→ Goal
Look through the listing for the word "arra". Copy each line that has it.

========================================

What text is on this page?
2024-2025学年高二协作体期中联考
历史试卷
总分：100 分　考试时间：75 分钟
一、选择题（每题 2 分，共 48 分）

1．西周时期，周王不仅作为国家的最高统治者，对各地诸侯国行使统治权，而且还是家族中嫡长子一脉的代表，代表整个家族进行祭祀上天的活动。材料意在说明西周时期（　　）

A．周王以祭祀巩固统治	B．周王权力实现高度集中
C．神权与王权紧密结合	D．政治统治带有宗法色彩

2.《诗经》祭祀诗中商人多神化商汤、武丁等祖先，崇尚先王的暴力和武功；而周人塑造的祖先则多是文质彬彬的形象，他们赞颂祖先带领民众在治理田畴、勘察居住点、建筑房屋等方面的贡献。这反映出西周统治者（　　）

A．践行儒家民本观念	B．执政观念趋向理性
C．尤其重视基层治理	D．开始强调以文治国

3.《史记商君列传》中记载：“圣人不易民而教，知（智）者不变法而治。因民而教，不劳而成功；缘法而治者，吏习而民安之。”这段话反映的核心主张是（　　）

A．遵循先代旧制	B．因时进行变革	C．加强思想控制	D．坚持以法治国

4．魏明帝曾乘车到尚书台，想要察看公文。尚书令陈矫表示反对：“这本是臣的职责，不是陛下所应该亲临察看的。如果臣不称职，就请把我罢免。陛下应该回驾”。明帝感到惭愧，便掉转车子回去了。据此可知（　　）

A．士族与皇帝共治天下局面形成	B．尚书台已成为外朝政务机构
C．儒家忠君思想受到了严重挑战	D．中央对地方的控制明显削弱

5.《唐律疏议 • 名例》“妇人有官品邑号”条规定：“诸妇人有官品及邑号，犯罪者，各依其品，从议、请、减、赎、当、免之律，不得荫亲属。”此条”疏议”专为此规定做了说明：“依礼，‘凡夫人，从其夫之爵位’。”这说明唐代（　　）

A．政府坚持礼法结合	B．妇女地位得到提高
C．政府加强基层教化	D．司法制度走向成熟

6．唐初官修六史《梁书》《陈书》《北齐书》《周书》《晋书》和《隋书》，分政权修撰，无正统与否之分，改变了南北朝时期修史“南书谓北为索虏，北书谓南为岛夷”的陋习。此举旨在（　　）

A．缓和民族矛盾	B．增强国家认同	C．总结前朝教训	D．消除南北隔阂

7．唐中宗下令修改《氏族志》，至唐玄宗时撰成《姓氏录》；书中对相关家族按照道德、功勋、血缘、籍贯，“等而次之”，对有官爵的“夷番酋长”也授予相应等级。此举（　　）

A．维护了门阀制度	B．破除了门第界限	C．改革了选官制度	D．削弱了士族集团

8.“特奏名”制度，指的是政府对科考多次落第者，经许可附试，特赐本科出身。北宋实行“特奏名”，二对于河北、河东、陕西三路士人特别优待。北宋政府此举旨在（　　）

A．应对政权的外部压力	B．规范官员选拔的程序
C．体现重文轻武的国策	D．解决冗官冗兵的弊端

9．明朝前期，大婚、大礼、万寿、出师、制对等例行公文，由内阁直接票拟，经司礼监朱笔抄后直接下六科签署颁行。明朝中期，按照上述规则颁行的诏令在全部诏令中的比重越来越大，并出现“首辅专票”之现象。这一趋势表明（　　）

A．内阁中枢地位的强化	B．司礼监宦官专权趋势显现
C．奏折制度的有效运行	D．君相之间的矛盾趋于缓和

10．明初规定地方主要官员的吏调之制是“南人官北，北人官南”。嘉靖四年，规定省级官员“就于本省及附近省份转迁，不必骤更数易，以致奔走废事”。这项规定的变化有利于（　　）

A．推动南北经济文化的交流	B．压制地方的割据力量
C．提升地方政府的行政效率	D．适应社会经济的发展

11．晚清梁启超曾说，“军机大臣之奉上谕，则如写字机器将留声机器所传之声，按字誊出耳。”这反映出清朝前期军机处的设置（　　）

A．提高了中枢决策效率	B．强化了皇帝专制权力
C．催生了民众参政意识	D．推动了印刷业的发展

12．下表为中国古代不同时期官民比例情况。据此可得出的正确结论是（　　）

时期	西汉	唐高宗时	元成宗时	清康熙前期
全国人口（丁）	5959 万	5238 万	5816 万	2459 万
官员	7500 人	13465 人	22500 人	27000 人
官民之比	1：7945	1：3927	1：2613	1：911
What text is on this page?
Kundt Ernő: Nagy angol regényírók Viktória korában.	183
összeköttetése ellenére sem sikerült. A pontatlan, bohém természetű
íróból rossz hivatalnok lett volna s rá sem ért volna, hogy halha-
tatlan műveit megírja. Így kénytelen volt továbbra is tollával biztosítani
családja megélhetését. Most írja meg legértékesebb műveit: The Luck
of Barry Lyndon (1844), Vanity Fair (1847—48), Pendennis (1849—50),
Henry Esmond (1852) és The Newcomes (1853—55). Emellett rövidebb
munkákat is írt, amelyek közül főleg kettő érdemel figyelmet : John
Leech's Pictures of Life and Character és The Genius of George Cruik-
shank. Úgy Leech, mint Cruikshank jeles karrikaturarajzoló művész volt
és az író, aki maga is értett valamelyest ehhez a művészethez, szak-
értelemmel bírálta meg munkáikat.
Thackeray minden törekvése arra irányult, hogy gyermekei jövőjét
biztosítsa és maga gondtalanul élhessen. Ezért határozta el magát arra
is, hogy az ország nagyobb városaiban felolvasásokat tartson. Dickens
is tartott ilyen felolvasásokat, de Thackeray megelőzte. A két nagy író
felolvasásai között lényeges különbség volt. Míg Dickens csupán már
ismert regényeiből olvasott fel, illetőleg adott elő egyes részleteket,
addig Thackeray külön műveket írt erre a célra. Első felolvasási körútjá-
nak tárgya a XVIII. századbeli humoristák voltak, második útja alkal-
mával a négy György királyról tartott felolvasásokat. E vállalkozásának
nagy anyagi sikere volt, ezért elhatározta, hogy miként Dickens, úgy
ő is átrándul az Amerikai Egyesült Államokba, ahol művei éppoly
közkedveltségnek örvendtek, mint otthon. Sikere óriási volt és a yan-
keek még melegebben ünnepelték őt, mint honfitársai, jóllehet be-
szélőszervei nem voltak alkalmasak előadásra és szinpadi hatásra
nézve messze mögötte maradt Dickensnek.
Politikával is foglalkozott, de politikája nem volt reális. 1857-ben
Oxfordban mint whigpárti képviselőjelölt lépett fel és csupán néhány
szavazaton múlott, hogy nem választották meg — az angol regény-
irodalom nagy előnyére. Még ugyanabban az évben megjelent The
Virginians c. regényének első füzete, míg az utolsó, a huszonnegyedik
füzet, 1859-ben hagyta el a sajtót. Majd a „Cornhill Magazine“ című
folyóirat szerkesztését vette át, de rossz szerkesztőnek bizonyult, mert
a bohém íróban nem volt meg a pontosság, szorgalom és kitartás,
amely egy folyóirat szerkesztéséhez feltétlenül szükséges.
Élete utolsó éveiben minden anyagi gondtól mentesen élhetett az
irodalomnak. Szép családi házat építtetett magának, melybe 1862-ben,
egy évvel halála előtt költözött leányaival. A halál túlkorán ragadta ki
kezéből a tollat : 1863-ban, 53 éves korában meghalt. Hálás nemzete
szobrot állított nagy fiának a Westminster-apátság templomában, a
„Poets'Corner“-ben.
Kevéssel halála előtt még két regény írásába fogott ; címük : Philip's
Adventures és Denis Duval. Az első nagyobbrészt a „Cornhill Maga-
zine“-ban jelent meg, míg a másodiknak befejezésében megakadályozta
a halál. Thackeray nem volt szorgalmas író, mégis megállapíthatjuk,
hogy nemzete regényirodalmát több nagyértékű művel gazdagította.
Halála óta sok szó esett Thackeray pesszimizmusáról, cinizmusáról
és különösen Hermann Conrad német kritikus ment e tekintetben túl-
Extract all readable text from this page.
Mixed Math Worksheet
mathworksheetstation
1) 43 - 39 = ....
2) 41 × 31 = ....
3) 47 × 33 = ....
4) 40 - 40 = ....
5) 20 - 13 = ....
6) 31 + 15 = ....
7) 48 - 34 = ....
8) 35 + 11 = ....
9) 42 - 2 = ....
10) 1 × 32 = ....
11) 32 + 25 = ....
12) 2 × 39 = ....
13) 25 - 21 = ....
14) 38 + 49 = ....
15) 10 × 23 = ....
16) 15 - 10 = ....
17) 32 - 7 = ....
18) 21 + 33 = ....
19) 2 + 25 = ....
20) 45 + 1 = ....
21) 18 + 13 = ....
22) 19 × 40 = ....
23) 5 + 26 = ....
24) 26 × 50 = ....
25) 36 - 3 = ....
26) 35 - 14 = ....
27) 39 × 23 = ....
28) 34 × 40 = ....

========================================

→ Result of the exercise
Thackeray minden törekvése arra irányult, hogy gyermekei jövőjét
biztosítsa és maga gondtalanul élhessen. Ezért határozta el magát arra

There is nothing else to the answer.